**Document text:**

--- START ---

Immune checkpoint inhibitor-induced toxicity: a real-world analysis of the role of BMI

Calogera Claudia Spagnolo^1,2Rosaria Maddalena Ruggeri^1,3Angela Alibrandi^1,4Martina Laganà^1,3Desirèe Speranza^1,5Salvatore Cannavò^1,3Massimiliano Berretta^1,6Mariacarmela Santarpia^1,3*

• ¹University of Messina, Messina, Italy
• ²Universita degli Studi di Messina Dipartimento di Scienze biomediche odontoiatriche e delle immagini morfologiche e funzionali, Messina, Italy
• ³Universita degli Studi di Messina Dipartimento di Patologia Umana dell'Adulto e dell'Eta Evolutiva Gaetano Barresi, Messina, Italy
• ⁴Universita degli Studi di Messina Dipartimento di Economia, Messina, Italy
• ⁵Universita degli Studi di Messina Dipartimento di Scienze Chimiche Biologiche Farmaceutiche ed Ambientali, Messina, Italy
• ⁶Universita degli Studi di Messina Dipartimento di Medicina Clinica e Sperimentale, Messina, Italy

Abstract Immune checkpoint inhibitors (ICIs) have radically changed the therapeutic landscape of several cancers. However, only a limited number of predictive factors are currently available in clinical practice to select patients for immunotherapy. The impact of excess weight on ICI toxicity and efficacy is presently under debate. This study was aimed at evaluating the occurrence of immune-related adverse events (irAEs) among cancer patients on ICI therapy according to baseline body mass index (BMI) and gender. The association with clinical outcomes was also analyzed. Patients and Methods: One-hundred thirty patients (93 males, 37 females, median age 67 years) with diverse types of advanced cancer treated with ICIs at a single university hospital were included in the study. Patients with a previously diagnosed thyroid dysfunction were excluded from this analysis. Results. A number of irAEs occurred in 51 patients (39.2%; 33 males, 18 females). Their development significantly correlated to BMI. Overweight/obese patients experienced a higher (59.5% vs 40.5%, P<0.001), and earlier (8 vs 10.6 weeks; P=0.003) occurrence of irAEs than normal weight patients. About 65% of overweight/obese patients had an associated dysmetabolic state (i.e., hypertension, glycemic disturbances and/or dyslipidemia) and displayed higher prevalence of irAEs than those without comorbidities (P= 0.019). At multivariate regression analyses, BMI was confirmed as an independent predictor of risk for developing AEs (P<0.001), with an Odds Ratio of 3.182 for overweight/obese patients. No differences in BMI or gender emerged in progression free survival and overall survival rates. Conclusions. irAEs occurred more frequently in overweight/obese patients, mainly with metabolic abnormalities. These data underline the importance of a comprehensive clinical assessment, including weight and dysmetabolic comorbidities, of patients at baseline and during ICI therapy.

--- END ---

**Excerpted records:**
--- START ---

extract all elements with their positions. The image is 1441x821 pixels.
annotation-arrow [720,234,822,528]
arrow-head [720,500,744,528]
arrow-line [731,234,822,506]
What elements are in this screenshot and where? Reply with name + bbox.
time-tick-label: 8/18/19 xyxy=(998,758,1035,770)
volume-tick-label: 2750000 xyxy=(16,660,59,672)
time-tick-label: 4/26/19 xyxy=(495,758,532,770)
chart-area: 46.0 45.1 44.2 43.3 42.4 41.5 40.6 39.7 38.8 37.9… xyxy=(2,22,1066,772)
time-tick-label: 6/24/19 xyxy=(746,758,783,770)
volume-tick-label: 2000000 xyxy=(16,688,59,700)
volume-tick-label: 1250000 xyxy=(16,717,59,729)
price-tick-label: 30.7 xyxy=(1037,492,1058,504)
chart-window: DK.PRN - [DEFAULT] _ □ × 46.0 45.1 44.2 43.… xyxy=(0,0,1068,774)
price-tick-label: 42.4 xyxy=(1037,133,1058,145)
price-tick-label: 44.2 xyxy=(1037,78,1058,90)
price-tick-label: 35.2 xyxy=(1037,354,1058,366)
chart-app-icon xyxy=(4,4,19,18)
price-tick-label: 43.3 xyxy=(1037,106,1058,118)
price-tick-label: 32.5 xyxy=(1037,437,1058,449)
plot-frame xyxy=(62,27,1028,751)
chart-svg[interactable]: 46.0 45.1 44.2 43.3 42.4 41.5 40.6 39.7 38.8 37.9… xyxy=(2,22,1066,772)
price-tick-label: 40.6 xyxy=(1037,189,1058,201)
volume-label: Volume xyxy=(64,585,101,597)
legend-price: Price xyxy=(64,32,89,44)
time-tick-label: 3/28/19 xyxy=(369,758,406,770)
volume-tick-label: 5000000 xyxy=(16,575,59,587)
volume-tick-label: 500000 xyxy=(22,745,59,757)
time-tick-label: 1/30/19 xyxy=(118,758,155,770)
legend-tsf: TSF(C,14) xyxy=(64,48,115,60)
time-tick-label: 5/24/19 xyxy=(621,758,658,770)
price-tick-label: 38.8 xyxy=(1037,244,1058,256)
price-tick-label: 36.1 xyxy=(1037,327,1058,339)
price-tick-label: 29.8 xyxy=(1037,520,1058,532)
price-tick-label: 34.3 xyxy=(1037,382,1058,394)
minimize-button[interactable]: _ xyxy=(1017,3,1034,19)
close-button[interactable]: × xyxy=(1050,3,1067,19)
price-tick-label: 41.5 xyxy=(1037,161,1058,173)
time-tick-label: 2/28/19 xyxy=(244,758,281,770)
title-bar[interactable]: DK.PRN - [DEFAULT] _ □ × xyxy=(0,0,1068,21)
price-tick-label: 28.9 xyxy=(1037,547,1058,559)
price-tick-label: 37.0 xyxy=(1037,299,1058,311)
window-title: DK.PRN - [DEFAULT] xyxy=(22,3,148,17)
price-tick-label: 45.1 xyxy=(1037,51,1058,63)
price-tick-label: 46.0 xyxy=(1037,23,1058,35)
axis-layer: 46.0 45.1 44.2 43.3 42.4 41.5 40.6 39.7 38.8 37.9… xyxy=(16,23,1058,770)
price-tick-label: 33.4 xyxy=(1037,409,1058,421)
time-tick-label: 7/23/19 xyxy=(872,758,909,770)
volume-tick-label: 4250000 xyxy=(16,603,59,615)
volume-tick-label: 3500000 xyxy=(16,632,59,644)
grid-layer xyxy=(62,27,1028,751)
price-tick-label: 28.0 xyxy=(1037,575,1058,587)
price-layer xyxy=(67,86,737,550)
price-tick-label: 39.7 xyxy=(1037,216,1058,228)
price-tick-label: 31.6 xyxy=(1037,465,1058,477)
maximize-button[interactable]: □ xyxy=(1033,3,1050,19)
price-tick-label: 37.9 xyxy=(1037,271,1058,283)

--- END ---

**About this task:** In the text on BMI and checkpoint inhibitor toxicity, what odds ratio did the multivariate regression give for overweight/obese patients developing adverse events?

**Response for this exercise:** 3.182